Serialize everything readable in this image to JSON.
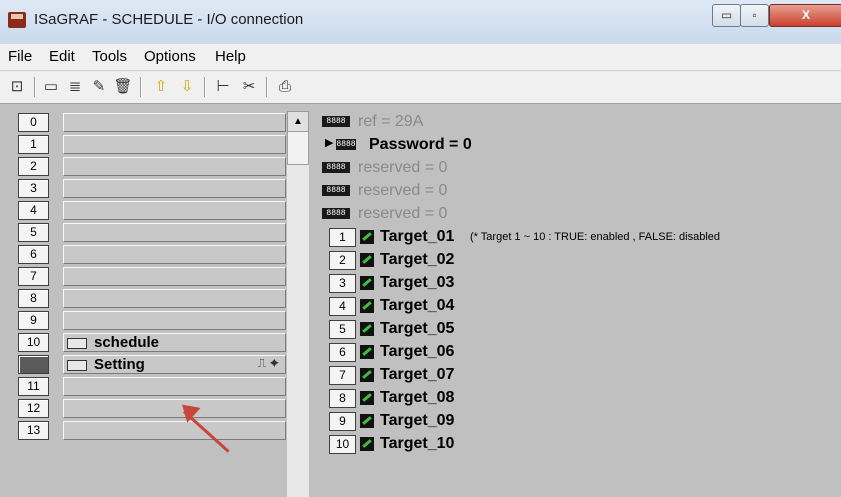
{
  "window": {
    "title": "ISaGRAF - SCHEDULE - I/O connection",
    "close_glyph": "X",
    "min_glyph": "▭",
    "max_glyph": "▫"
  },
  "menu": [
    "File",
    "Edit",
    "Tools",
    "Options",
    "Help"
  ],
  "toolbar": {
    "buttons": [
      {
        "icon": "board-icon",
        "glyph": "⊡"
      },
      {
        "icon": "connect-icon",
        "glyph": "▭"
      },
      {
        "icon": "config-icon",
        "glyph": "≣"
      },
      {
        "icon": "parameter-icon",
        "glyph": "✎"
      },
      {
        "icon": "delete-icon",
        "glyph": "🗑"
      },
      {
        "icon": "move-up-icon",
        "glyph": "⇧"
      },
      {
        "icon": "move-down-icon",
        "glyph": "⇩"
      },
      {
        "icon": "structure-icon",
        "glyph": "⊢"
      },
      {
        "icon": "cut-icon",
        "glyph": "✂"
      },
      {
        "icon": "print-icon",
        "glyph": "⎙"
      }
    ]
  },
  "slots": [
    {
      "num": "0",
      "label": ""
    },
    {
      "num": "1",
      "label": ""
    },
    {
      "num": "2",
      "label": ""
    },
    {
      "num": "3",
      "label": ""
    },
    {
      "num": "4",
      "label": ""
    },
    {
      "num": "5",
      "label": ""
    },
    {
      "num": "6",
      "label": ""
    },
    {
      "num": "7",
      "label": ""
    },
    {
      "num": "8",
      "label": ""
    },
    {
      "num": "9",
      "label": ""
    },
    {
      "num": "10",
      "label": "schedule",
      "icon": "board-icon"
    },
    {
      "num": "",
      "label": "Setting",
      "icon": "module-icon",
      "extra": "⎍ ✦",
      "selected": true
    },
    {
      "num": "11",
      "label": ""
    },
    {
      "num": "12",
      "label": ""
    },
    {
      "num": "13",
      "label": ""
    }
  ],
  "channels": [
    {
      "kind": "hex",
      "text": "ref = 29A",
      "grey": true
    },
    {
      "kind": "hex-selected",
      "text": "Password = 0",
      "grey": false
    },
    {
      "kind": "hex",
      "text": "reserved = 0",
      "grey": true
    },
    {
      "kind": "hex",
      "text": "reserved = 0",
      "grey": true
    },
    {
      "kind": "hex",
      "text": "reserved = 0",
      "grey": true
    },
    {
      "kind": "bool",
      "num": "1",
      "text": "Target_01",
      "comment": "(* Target 1 ~ 10 : TRUE: enabled , FALSE: disabled"
    },
    {
      "kind": "bool",
      "num": "2",
      "text": "Target_02"
    },
    {
      "kind": "bool",
      "num": "3",
      "text": "Target_03"
    },
    {
      "kind": "bool",
      "num": "4",
      "text": "Target_04"
    },
    {
      "kind": "bool",
      "num": "5",
      "text": "Target_05"
    },
    {
      "kind": "bool",
      "num": "6",
      "text": "Target_06"
    },
    {
      "kind": "bool",
      "num": "7",
      "text": "Target_07"
    },
    {
      "kind": "bool",
      "num": "8",
      "text": "Target_08"
    },
    {
      "kind": "bool",
      "num": "9",
      "text": "Target_09"
    },
    {
      "kind": "bool",
      "num": "10",
      "text": "Target_10"
    }
  ],
  "hex_glyph": "8888",
  "scroll_up_glyph": "▲"
}
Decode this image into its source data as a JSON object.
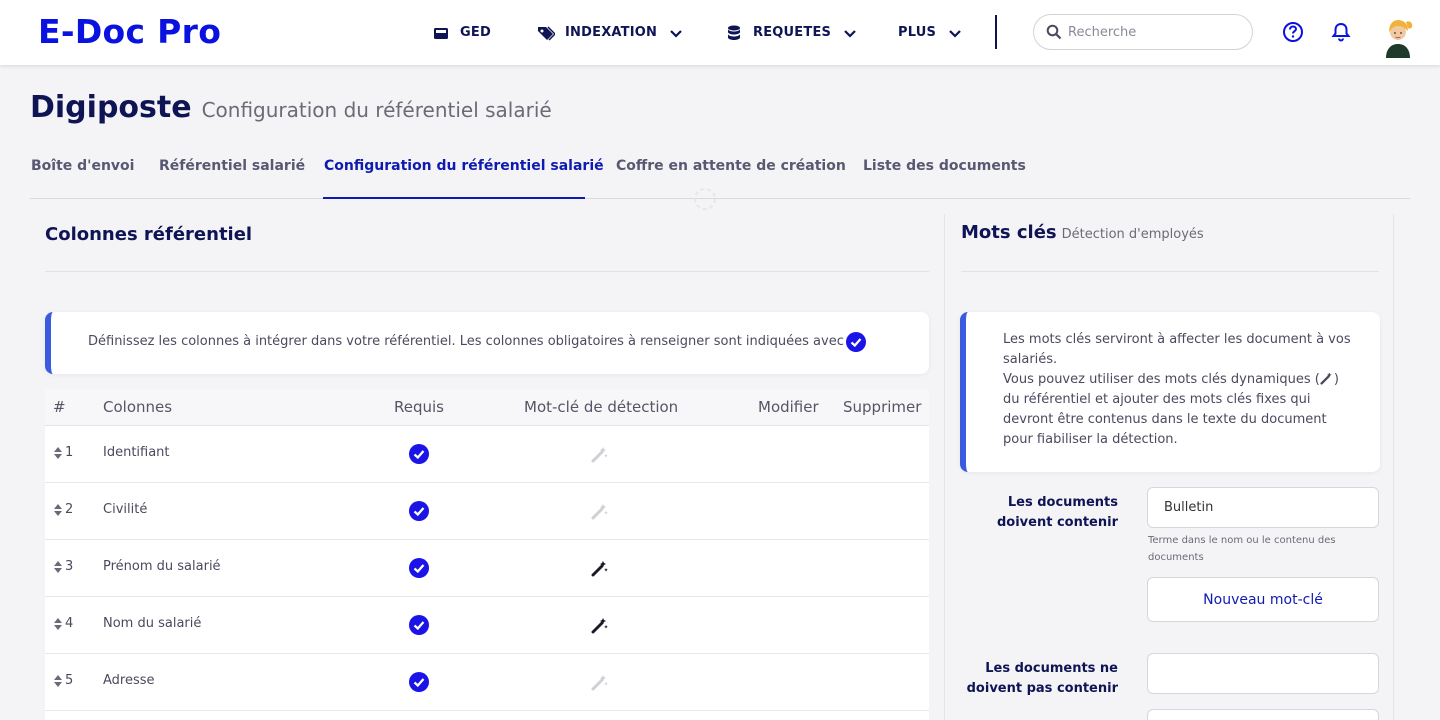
{
  "app": {
    "brand": "E-Doc Pro"
  },
  "nav": {
    "ged": "GED",
    "indexation": "INDEXATION",
    "requetes": "REQUETES",
    "plus": "PLUS",
    "search_placeholder": "Recherche"
  },
  "page": {
    "title": "Digiposte",
    "subtitle": "Configuration du référentiel salarié"
  },
  "tabs": [
    {
      "label": "Boîte d'envoi"
    },
    {
      "label": "Référentiel salarié"
    },
    {
      "label": "Configuration du référentiel salarié",
      "active": true
    },
    {
      "label": "Coffre en attente de création"
    },
    {
      "label": "Liste des documents"
    }
  ],
  "left": {
    "title": "Colonnes référentiel",
    "info": "Définissez les colonnes à intégrer dans votre référentiel. Les colonnes obligatoires à renseigner sont indiquées avec",
    "columns": {
      "num": "#",
      "name": "Colonnes",
      "required": "Requis",
      "keyword": "Mot-clé de détection",
      "edit": "Modifier",
      "delete": "Supprimer"
    },
    "rows": [
      {
        "num": "1",
        "name": "Identifiant",
        "required": true,
        "keyword_active": false
      },
      {
        "num": "2",
        "name": "Civilité",
        "required": true,
        "keyword_active": false
      },
      {
        "num": "3",
        "name": "Prénom du salarié",
        "required": true,
        "keyword_active": true
      },
      {
        "num": "4",
        "name": "Nom du salarié",
        "required": true,
        "keyword_active": true
      },
      {
        "num": "5",
        "name": "Adresse",
        "required": true,
        "keyword_active": false
      }
    ]
  },
  "right": {
    "title": "Mots clés",
    "subtitle": "Détection d'employés",
    "info_1": "Les mots clés serviront à affecter les document à vos salariés.",
    "info_2a": "Vous pouvez utiliser des mots clés dynamiques (",
    "info_2b": ") du référentiel et ajouter des mots clés fixes qui devront être contenus dans le texte du document pour fiabiliser la détection.",
    "must_contain_label": "Les documents doivent contenir",
    "must_contain_value": "Bulletin",
    "must_contain_hint": "Terme dans le nom ou le contenu des documents",
    "new_keyword_button": "Nouveau mot-clé",
    "must_not_contain_label": "Les documents ne doivent pas contenir",
    "must_not_contain_value": ""
  },
  "colors": {
    "brand": "#0a12e0",
    "navy": "#0f1455",
    "accent_blue": "#0f1bb0",
    "check_blue": "#1a14e6",
    "info_border": "#3a5be0"
  },
  "icons": {
    "ged": "folder-icon",
    "indexation": "tags-icon",
    "requetes": "database-icon",
    "search": "search-icon",
    "help": "question-circle-icon",
    "notifications": "bell-icon",
    "required": "check-circle-icon",
    "keyword": "magic-wand-icon",
    "sort": "sort-icon"
  }
}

* * * * *

◆ GIVEN INSTRUCTION ◆
Quote all of the entries word for word, omitting any pictures.

◆ REPLY ◆
Serialize everything readable in this image to JSON.
{
  "window": {
    "title": "ISaGRAF - SCHEDULE - I/O connection",
    "close_glyph": "X",
    "min_glyph": "▭",
    "max_glyph": "▫"
  },
  "menu": [
    "File",
    "Edit",
    "Tools",
    "Options",
    "Help"
  ],
  "toolbar": {
    "buttons": [
      {
        "icon": "board-icon",
        "glyph": "⊡"
      },
      {
        "icon": "connect-icon",
        "glyph": "▭"
      },
      {
        "icon": "config-icon",
        "glyph": "≣"
      },
      {
        "icon": "parameter-icon",
        "glyph": "✎"
      },
      {
        "icon": "delete-icon",
        "glyph": "🗑"
      },
      {
        "icon": "move-up-icon",
        "glyph": "⇧"
      },
      {
        "icon": "move-down-icon",
        "glyph": "⇩"
      },
      {
        "icon": "structure-icon",
        "glyph": "⊢"
      },
      {
        "icon": "cut-icon",
        "glyph": "✂"
      },
      {
        "icon": "print-icon",
        "glyph": "⎙"
      }
    ]
  },
  "slots": [
    {
      "num": "0",
      "label": ""
    },
    {
      "num": "1",
      "label": ""
    },
    {
      "num": "2",
      "label": ""
    },
    {
      "num": "3",
      "label": ""
    },
    {
      "num": "4",
      "label": ""
    },
    {
      "num": "5",
      "label": ""
    },
    {
      "num": "6",
      "label": ""
    },
    {
      "num": "7",
      "label": ""
    },
    {
      "num": "8",
      "label": ""
    },
    {
      "num": "9",
      "label": ""
    },
    {
      "num": "10",
      "label": "schedule",
      "icon": "board-icon"
    },
    {
      "num": "",
      "label": "Setting",
      "icon": "module-icon",
      "extra": "⎍ ✦",
      "selected": true
    },
    {
      "num": "11",
      "label": ""
    },
    {
      "num": "12",
      "label": ""
    },
    {
      "num": "13",
      "label": ""
    }
  ],
  "channels": [
    {
      "kind": "hex",
      "text": "ref = 29A",
      "grey": true
    },
    {
      "kind": "hex-selected",
      "text": "Password = 0",
      "grey": false
    },
    {
      "kind": "hex",
      "text": "reserved = 0",
      "grey": true
    },
    {
      "kind": "hex",
      "text": "reserved = 0",
      "grey": true
    },
    {
      "kind": "hex",
      "text": "reserved = 0",
      "grey": true
    },
    {
      "kind": "bool",
      "num": "1",
      "text": "Target_01",
      "comment": "(* Target 1 ~ 10 : TRUE: enabled , FALSE: disabled"
    },
    {
      "kind": "bool",
      "num": "2",
      "text": "Target_02"
    },
    {
      "kind": "bool",
      "num": "3",
      "text": "Target_03"
    },
    {
      "kind": "bool",
      "num": "4",
      "text": "Target_04"
    },
    {
      "kind": "bool",
      "num": "5",
      "text": "Target_05"
    },
    {
      "kind": "bool",
      "num": "6",
      "text": "Target_06"
    },
    {
      "kind": "bool",
      "num": "7",
      "text": "Target_07"
    },
    {
      "kind": "bool",
      "num": "8",
      "text": "Target_08"
    },
    {
      "kind": "bool",
      "num": "9",
      "text": "Target_09"
    },
    {
      "kind": "bool",
      "num": "10",
      "text": "Target_10"
    }
  ],
  "hex_glyph": "8888",
  "scroll_up_glyph": "▲"
}
Decode this image into its source data as a JSON object.
{
  "app": {
    "brand": "E-Doc Pro"
  },
  "nav": {
    "ged": "GED",
    "indexation": "INDEXATION",
    "requetes": "REQUETES",
    "plus": "PLUS",
    "search_placeholder": "Recherche"
  },
  "page": {
    "title": "Digiposte",
    "subtitle": "Configuration du référentiel salarié"
  },
  "tabs": [
    {
      "label": "Boîte d'envoi"
    },
    {
      "label": "Référentiel salarié"
    },
    {
      "label": "Configuration du référentiel salarié",
      "active": true
    },
    {
      "label": "Coffre en attente de création"
    },
    {
      "label": "Liste des documents"
    }
  ],
  "left": {
    "title": "Colonnes référentiel",
    "info": "Définissez les colonnes à intégrer dans votre référentiel. Les colonnes obligatoires à renseigner sont indiquées avec",
    "columns": {
      "num": "#",
      "name": "Colonnes",
      "required": "Requis",
      "keyword": "Mot-clé de détection",
      "edit": "Modifier",
      "delete": "Supprimer"
    },
    "rows": [
      {
        "num": "1",
        "name": "Identifiant",
        "required": true,
        "keyword_active": false
      },
      {
        "num": "2",
        "name": "Civilité",
        "required": true,
        "keyword_active": false
      },
      {
        "num": "3",
        "name": "Prénom du salarié",
        "required": true,
        "keyword_active": true
      },
      {
        "num": "4",
        "name": "Nom du salarié",
        "required": true,
        "keyword_active": true
      },
      {
        "num": "5",
        "name": "Adresse",
        "required": true,
        "keyword_active": false
      }
    ]
  },
  "right": {
    "title": "Mots clés",
    "subtitle": "Détection d'employés",
    "info_1": "Les mots clés serviront à affecter les document à vos salariés.",
    "info_2a": "Vous pouvez utiliser des mots clés dynamiques (",
    "info_2b": ") du référentiel et ajouter des mots clés fixes qui devront être contenus dans le texte du document pour fiabiliser la détection.",
    "must_contain_label": "Les documents doivent contenir",
    "must_contain_value": "Bulletin",
    "must_contain_hint": "Terme dans le nom ou le contenu des documents",
    "new_keyword_button": "Nouveau mot-clé",
    "must_not_contain_label": "Les documents ne doivent pas contenir",
    "must_not_contain_value": ""
  },
  "colors": {
    "brand": "#0a12e0",
    "navy": "#0f1455",
    "accent_blue": "#0f1bb0",
    "check_blue": "#1a14e6",
    "info_border": "#3a5be0"
  },
  "icons": {
    "ged": "folder-icon",
    "indexation": "tags-icon",
    "requetes": "database-icon",
    "search": "search-icon",
    "help": "question-circle-icon",
    "notifications": "bell-icon",
    "required": "check-circle-icon",
    "keyword": "magic-wand-icon",
    "sort": "sort-icon"
  }
}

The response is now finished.